* Direction
Select and copy out every line in the records containing "Ensemble".

Dataset rows about figures
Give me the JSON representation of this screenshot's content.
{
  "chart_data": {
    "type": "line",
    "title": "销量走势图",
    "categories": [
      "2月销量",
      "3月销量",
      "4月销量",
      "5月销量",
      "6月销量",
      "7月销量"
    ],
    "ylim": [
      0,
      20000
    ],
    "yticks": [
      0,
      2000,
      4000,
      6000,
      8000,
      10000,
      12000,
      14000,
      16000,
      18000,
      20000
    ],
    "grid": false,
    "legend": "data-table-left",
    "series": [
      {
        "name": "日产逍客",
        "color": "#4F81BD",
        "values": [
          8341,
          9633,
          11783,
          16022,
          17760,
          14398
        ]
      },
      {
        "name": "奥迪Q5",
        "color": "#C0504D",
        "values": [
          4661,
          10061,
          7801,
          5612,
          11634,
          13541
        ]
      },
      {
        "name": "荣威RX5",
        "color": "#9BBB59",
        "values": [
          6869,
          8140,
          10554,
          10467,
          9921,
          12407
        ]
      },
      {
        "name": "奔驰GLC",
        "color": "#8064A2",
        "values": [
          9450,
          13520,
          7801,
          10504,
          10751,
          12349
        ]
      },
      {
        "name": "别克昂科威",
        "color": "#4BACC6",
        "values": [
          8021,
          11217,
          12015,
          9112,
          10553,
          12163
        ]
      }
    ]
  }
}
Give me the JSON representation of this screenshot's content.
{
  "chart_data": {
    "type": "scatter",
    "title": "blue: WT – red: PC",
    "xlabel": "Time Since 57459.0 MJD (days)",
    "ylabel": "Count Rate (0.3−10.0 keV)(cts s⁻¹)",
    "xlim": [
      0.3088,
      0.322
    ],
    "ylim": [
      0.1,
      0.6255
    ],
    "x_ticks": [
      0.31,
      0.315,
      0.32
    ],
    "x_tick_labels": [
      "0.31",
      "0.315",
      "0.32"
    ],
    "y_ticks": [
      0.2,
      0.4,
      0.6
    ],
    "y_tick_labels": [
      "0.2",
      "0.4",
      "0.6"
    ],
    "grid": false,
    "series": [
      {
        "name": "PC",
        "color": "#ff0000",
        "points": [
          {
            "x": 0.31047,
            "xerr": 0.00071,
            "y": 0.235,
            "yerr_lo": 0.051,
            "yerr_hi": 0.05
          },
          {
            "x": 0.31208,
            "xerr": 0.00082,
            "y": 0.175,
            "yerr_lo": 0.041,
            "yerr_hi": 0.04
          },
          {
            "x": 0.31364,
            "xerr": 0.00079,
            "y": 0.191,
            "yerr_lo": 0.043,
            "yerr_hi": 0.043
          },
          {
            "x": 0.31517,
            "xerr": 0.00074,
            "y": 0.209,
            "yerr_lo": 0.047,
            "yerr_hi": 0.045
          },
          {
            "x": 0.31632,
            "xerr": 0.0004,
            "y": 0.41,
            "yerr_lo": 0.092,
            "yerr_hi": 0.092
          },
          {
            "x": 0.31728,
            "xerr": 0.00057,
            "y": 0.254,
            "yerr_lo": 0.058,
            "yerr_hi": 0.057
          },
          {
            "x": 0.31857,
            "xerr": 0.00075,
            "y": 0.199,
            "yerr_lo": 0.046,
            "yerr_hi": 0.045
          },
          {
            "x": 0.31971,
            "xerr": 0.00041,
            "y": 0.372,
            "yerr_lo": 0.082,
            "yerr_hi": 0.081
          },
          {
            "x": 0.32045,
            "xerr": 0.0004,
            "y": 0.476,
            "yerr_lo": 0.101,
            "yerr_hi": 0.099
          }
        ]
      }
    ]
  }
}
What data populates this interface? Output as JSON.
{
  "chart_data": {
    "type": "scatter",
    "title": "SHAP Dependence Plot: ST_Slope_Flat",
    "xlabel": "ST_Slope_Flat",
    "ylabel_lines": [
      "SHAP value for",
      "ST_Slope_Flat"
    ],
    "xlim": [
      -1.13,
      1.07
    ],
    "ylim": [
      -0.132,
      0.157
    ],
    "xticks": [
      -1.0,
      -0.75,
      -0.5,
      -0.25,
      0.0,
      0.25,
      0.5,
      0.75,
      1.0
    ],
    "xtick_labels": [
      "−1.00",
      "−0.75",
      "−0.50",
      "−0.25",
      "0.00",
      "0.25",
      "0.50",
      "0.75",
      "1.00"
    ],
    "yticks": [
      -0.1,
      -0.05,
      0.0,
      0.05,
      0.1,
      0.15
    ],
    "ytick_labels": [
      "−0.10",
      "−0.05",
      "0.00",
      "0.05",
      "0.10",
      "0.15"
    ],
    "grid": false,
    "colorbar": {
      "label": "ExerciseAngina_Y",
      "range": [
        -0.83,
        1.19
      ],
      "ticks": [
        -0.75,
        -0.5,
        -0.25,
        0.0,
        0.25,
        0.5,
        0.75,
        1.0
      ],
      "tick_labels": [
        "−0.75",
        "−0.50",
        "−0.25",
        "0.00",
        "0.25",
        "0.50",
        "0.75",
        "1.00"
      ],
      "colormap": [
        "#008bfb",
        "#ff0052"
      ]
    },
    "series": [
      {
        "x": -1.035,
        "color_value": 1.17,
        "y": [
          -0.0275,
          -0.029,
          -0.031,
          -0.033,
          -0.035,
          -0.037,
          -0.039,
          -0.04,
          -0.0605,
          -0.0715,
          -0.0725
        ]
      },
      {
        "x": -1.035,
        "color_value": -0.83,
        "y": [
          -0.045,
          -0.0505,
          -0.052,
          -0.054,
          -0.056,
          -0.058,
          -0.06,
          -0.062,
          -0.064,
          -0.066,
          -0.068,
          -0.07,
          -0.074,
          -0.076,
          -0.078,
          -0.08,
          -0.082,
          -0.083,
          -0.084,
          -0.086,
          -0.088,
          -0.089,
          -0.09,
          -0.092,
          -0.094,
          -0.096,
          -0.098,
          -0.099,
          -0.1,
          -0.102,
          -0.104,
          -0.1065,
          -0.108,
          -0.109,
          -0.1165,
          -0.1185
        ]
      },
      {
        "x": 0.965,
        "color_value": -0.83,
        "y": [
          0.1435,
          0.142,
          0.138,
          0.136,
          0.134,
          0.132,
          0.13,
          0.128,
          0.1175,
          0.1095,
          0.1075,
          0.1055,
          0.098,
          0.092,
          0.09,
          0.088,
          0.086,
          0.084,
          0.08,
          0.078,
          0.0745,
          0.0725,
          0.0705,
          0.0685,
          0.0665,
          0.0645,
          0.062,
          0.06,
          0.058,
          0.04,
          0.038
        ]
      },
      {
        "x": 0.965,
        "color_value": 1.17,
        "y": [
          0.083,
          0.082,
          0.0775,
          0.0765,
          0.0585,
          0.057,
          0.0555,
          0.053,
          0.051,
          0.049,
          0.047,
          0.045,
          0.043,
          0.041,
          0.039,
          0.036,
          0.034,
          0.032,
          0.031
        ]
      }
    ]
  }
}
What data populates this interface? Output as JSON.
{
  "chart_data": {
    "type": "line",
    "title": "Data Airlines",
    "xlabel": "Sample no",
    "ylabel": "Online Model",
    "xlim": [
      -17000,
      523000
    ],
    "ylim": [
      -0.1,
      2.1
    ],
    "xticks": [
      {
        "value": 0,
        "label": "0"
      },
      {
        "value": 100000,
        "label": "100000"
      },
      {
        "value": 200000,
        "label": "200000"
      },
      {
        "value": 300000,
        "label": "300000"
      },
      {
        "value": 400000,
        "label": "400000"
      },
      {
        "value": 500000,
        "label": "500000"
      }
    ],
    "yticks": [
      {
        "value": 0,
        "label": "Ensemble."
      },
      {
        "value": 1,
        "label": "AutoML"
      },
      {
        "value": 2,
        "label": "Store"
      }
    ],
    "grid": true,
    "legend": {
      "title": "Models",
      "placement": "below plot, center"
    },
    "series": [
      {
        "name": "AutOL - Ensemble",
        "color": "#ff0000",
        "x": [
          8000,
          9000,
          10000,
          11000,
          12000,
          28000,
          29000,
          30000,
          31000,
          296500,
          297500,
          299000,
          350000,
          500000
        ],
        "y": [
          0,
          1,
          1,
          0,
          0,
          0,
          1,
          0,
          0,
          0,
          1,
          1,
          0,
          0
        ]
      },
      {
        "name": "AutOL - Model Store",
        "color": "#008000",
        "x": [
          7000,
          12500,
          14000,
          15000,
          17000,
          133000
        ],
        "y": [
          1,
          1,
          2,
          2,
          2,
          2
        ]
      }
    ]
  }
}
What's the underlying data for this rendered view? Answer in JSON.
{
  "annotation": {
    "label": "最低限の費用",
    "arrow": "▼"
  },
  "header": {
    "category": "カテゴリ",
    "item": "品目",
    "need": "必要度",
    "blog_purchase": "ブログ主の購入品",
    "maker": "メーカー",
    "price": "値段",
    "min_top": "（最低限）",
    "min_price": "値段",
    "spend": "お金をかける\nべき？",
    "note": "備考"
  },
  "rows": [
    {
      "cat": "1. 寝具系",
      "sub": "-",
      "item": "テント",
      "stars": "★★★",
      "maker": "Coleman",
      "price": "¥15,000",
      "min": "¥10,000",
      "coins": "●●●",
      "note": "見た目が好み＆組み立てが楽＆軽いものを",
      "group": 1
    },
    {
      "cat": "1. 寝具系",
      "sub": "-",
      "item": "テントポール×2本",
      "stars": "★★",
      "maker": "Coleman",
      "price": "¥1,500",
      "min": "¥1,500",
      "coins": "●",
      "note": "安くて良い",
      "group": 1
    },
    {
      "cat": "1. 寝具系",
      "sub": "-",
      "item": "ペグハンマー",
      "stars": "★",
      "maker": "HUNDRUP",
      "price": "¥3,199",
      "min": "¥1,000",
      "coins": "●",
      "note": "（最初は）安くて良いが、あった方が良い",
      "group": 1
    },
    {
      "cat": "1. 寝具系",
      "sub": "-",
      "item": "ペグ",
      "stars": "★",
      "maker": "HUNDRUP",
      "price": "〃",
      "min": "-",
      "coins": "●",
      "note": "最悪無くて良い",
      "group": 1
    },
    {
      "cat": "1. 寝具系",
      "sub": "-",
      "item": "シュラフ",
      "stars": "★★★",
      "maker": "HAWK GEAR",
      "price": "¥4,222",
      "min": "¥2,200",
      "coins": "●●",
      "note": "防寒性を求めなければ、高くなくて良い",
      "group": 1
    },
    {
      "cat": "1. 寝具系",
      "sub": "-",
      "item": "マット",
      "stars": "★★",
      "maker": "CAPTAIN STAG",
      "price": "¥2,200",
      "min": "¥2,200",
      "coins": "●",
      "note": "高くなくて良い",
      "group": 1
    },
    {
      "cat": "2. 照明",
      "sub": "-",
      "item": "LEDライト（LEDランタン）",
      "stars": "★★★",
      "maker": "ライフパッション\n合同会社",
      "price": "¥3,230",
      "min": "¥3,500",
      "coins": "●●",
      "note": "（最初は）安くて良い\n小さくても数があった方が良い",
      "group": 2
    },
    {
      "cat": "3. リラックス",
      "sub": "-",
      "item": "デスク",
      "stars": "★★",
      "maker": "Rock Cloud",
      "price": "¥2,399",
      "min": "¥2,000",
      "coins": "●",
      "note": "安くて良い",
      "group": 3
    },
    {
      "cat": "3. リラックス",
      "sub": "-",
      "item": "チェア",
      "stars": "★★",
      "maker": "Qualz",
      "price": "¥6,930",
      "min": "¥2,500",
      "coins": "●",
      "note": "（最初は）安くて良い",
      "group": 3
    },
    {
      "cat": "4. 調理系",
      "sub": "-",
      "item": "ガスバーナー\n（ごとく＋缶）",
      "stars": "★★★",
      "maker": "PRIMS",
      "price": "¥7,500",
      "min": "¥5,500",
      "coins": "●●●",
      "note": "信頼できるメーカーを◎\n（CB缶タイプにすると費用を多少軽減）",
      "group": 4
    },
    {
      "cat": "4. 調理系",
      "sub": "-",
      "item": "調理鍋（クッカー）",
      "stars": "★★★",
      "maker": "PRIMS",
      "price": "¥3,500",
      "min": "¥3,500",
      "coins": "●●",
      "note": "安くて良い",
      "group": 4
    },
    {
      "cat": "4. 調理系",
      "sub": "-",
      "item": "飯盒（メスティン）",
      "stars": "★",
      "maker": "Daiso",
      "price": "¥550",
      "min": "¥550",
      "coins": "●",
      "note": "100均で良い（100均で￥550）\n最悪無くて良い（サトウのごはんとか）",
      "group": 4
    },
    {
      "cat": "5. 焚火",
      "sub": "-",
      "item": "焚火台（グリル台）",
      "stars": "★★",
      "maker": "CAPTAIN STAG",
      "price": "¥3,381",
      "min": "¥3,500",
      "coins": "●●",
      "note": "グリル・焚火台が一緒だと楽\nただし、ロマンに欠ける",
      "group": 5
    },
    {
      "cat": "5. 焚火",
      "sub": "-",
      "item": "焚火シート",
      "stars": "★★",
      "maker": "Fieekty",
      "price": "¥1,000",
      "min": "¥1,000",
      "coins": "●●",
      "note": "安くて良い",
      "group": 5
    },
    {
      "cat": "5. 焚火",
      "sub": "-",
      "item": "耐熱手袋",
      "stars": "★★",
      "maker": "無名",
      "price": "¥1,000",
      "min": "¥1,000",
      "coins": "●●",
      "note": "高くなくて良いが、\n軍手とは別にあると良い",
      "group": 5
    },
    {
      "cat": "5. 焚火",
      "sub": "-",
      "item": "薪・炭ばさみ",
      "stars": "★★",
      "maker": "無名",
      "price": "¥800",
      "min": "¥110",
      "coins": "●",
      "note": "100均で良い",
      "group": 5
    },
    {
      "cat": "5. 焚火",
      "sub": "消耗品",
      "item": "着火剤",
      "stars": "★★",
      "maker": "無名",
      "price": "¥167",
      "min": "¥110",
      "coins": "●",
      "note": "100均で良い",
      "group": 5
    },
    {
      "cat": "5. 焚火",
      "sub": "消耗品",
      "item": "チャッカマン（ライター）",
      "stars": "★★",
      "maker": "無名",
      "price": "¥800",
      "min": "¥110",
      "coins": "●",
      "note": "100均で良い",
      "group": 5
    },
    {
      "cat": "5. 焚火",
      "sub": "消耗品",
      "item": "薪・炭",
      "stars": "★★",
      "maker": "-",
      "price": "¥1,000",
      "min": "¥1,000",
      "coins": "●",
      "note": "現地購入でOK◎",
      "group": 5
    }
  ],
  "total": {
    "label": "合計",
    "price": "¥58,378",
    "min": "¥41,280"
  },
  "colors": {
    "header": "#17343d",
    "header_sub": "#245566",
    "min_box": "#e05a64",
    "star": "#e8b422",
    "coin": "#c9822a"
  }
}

* The output
        "label": "Ensemble."
        "name": "AutOL - Ensemble",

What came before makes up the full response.